═════ PASSAGE GIVEN

WJEC wants you to describe dynamic equilibrium, predict the effect of changing conditions using Le Chatelier's principle, define acids and bases by the Bronsted-Lowry model, distinguish strong from weak acids, and carry out acid-base titration calculations.

The answer

Dynamic equilibrium

Le Chatelier's principle

Bronsted-Lowry acids and bases

A Bronsted-Lowry acid is a proton ( $\text{H}^+$ ) donor; a base is a proton acceptor. When an acid donates a proton, the species left is its conjugate base, so acids and bases come in conjugate pairs, for example $\text{HCl}/\text{Cl}^-$ .

A strong acid fully dissociates ( $\text{HCl} \rightarrow \text{H}^+ + \text{Cl}^-$ ); a weak acid only partially dissociates ( $\text{CH}_3\text{COOH} \rightleftharpoons \text{CH}_3\text{COO}^- + \text{H}^+$ ), establishing an equilibrium.

Acid-base titrations

Finding an unknown acid concentration

A $25.0$ cm $^3$ sample of sulfuric acid is neutralised by $30.0$ cm $^3$ of $0.200$ mol dm $^{-3}$ sodium hydroxide. Find the acid concentration.

step 1 Balanced equation

$\text{H}_2\text{SO}_4 + 2\text{NaOH} \rightarrow \text{Na}_2\text{SO}_4 + 2\text{H}_2\text{O}$ .

step 2 Moles of base

$n(\text{NaOH}) = 0.200 \times (30.0/1000) = 6.00 \times 10^{-3}$ mol.

step 3 Moles of acid using the ratio

The ratio is $1$ acid to $2$ base, so $n(\text{H}_2\text{SO}_4) = 6.00 \times 10^{-3} / 2 = 3.00 \times 10^{-3}$ mol.

step 4 Concentration of acid

$c = n/V = 3.00 \times 10^{-3} / (25.0/1000) = 0.120$ mol dm $^{-3}$ .

Conjugate acid-base pairs

In the Bronsted-Lowry model, every acid has a conjugate base formed when it loses a proton, and every base has a conjugate acid formed when it gains one. In the reaction $\text{HCl} + \text{H}_2\text{O} \rightleftharpoons \text{H}_3\text{O}^+ + \text{Cl}^-$ , $\text{HCl}$ and $\text{Cl}^-$ are one conjugate pair and $\text{H}_2\text{O}$ and $\text{H}_3\text{O}^+$ are the other. Identifying these pairs makes clear that an acid-base reaction is simply a proton transfer, and that water can act as either an acid or a base depending on its partner.

Strong, weak, concentrated and dilute

These four terms are easily confused but mean different things. Strong and weak describe the extent of dissociation: a strong acid is fully dissociated, a weak acid only partly. Concentrated and dilute describe the amount of solute per volume. So a solution can be a concentrated weak acid (many moles of ethanoic acid per dm $^3$ , only slightly dissociated) or a dilute strong acid (few moles of hydrochloric acid per dm $^3$ , fully dissociated). Keeping these axes separate is essential for both equilibrium and pH reasoning.

══════════

REQUIREMENTS
(a) Decide whether each statement agrees with the acid-base notes. For each, answer yes or no and quote the deciding words from the notes: (i) a Bronsted-Lowry base is a proton donor; (ii) strong and weak describe the amount of solute per volume; (iii) water can act as either an acid or a base.
(b) Return word for word the part of the acid-base notes starting with "WJEC wants you" and going on through "establishing an equilibrium.".

═════ INFORMATION SHOWN

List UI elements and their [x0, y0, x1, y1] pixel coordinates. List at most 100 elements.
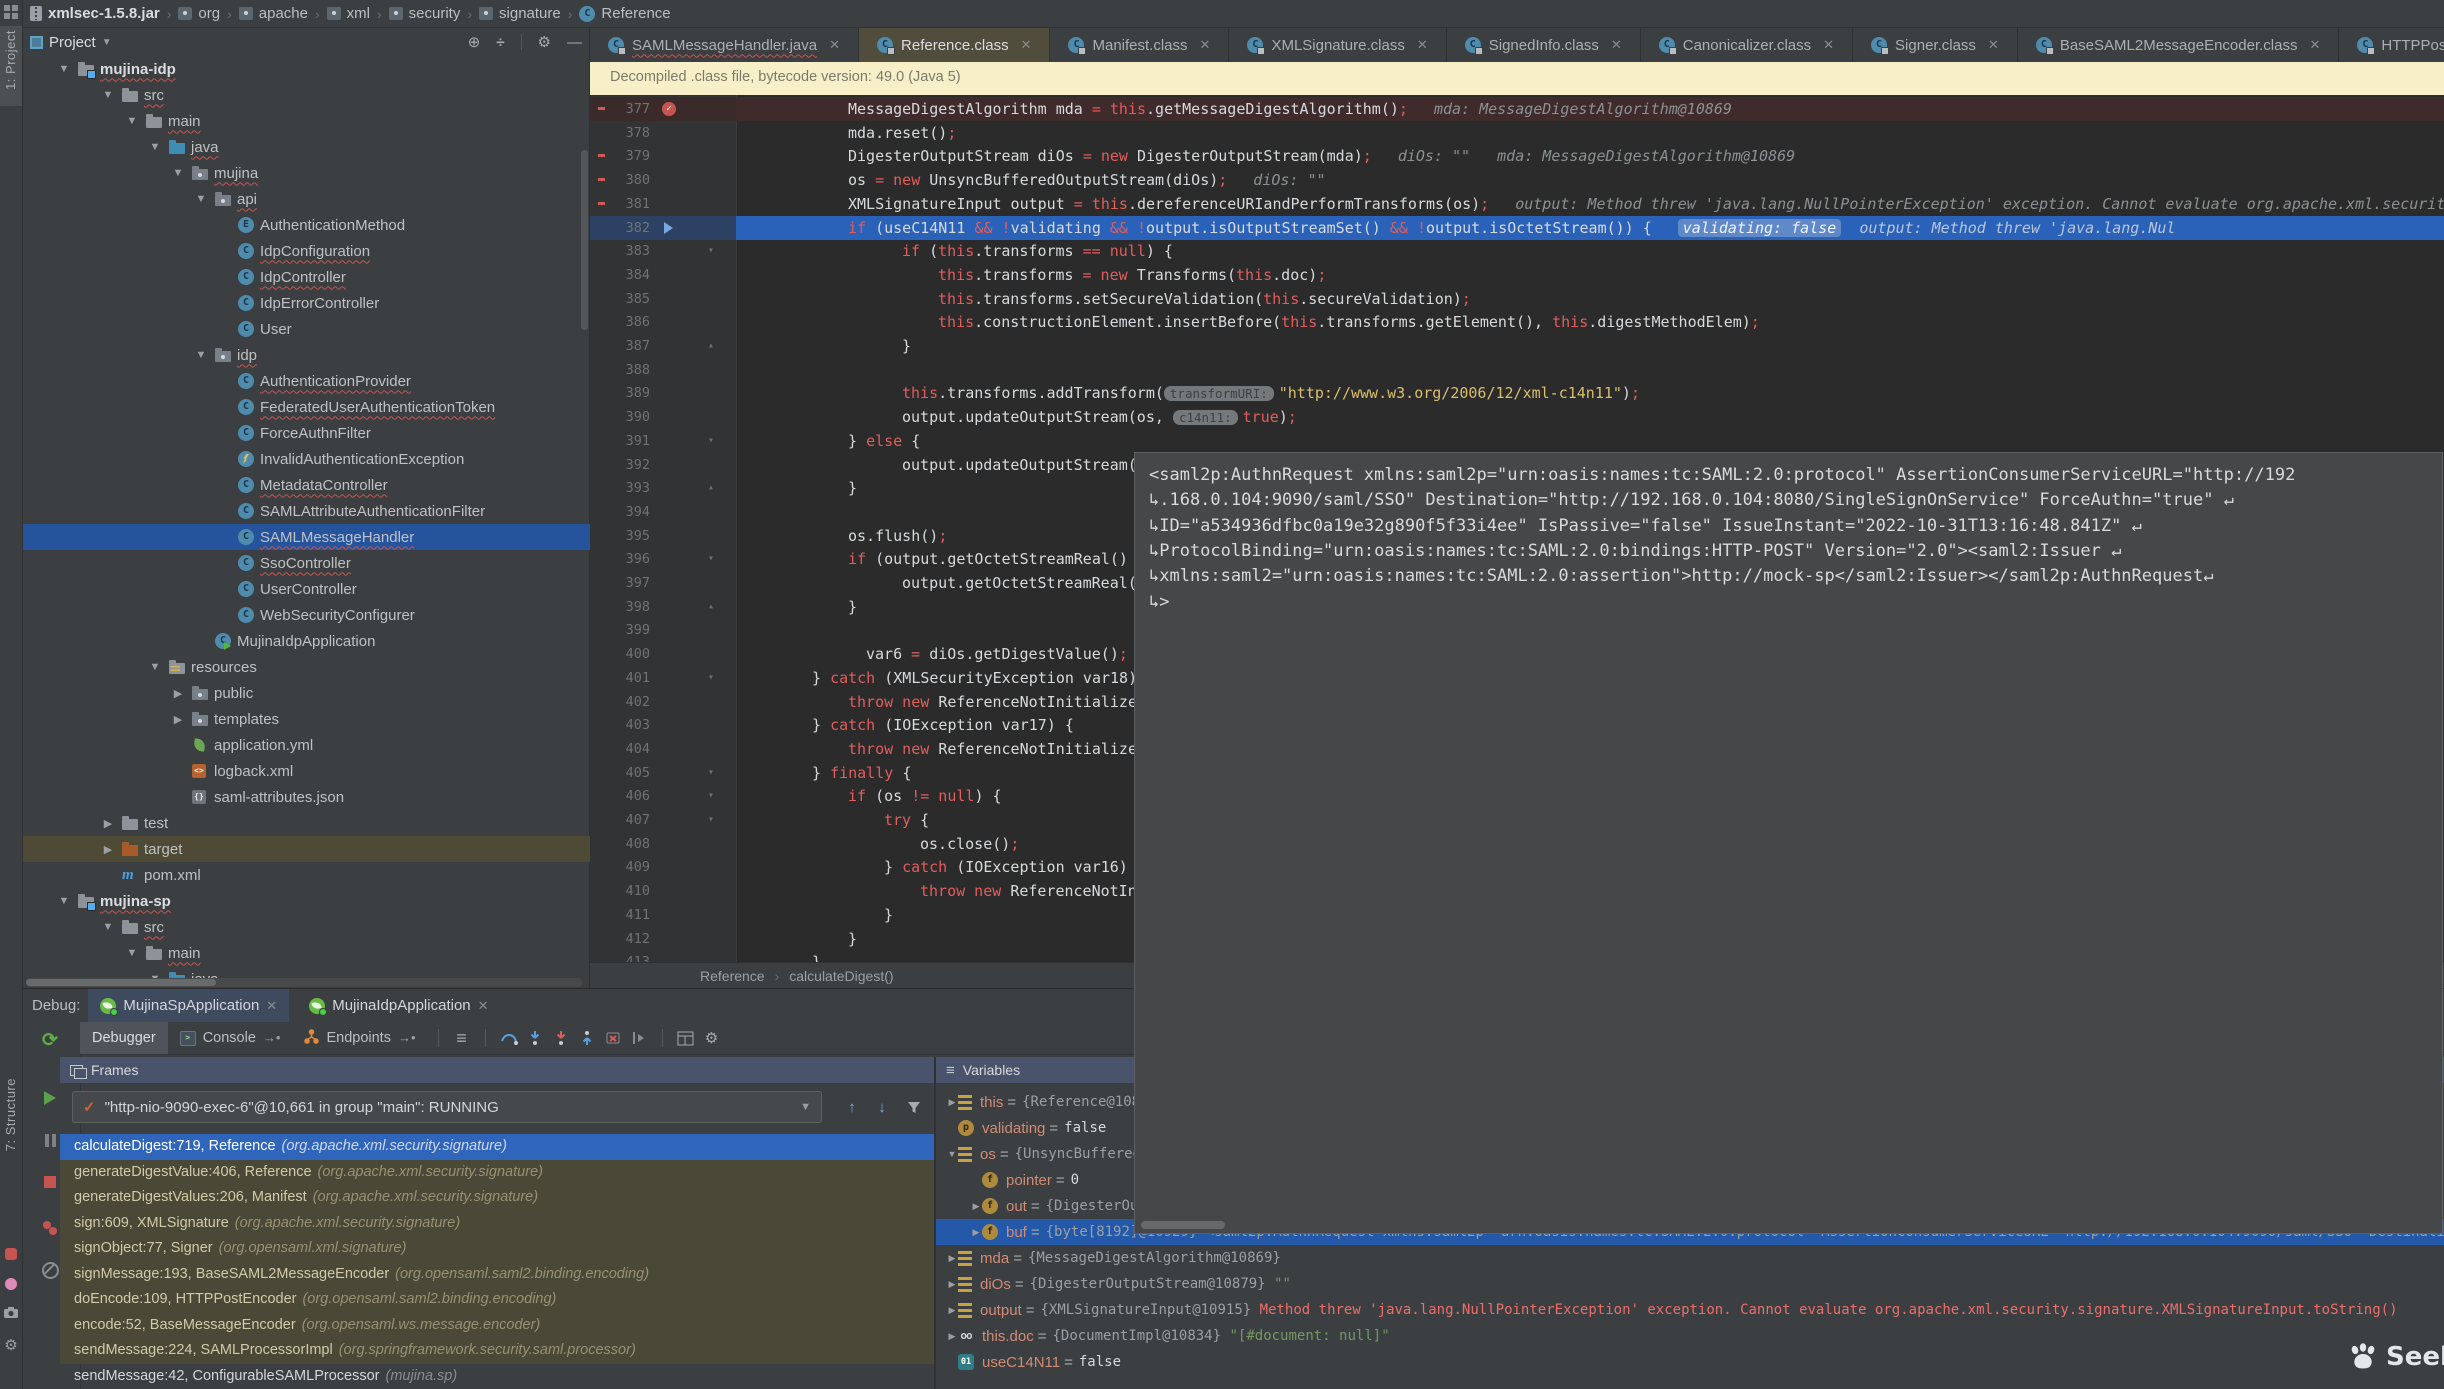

══════════

EXPECTED ANSWERS
(a)
(i) No: "a base is a proton acceptor"
(ii) No: "Strong and weak describe the extent of dissociation"
(iii) Yes: "water can act as either an acid or a base depending on its partner"

(b)
WJEC wants you to describe dynamic equilibrium, predict the effect of changing conditions using Le Chatelier's principle, define acids and bases by the Bronsted-Lowry model, distinguish strong from weak acids, and carry out acid-base titration calculations.

The answer

Dynamic equilibrium

Le Chatelier's principle

Bronsted-Lowry acids and bases

A Bronsted-Lowry acid is a proton ( $\text{H}^+$ ) donor; a base is a proton acceptor. When an acid donates a proton, the species left is its conjugate base, so acids and bases come in conjugate pairs, for example $\text{HCl}/\text{Cl}^-$ .

A strong acid fully dissociates ( $\text{HCl} \rightarrow \text{H}^+ + \text{Cl}^-$ ); a weak acid only partially dissociates ( $\text{CH}_3\text{COOH} \rightleftharpoons \text{CH}_3\text{COO}^- + \text{H}^+$ ), establishing an equilibrium.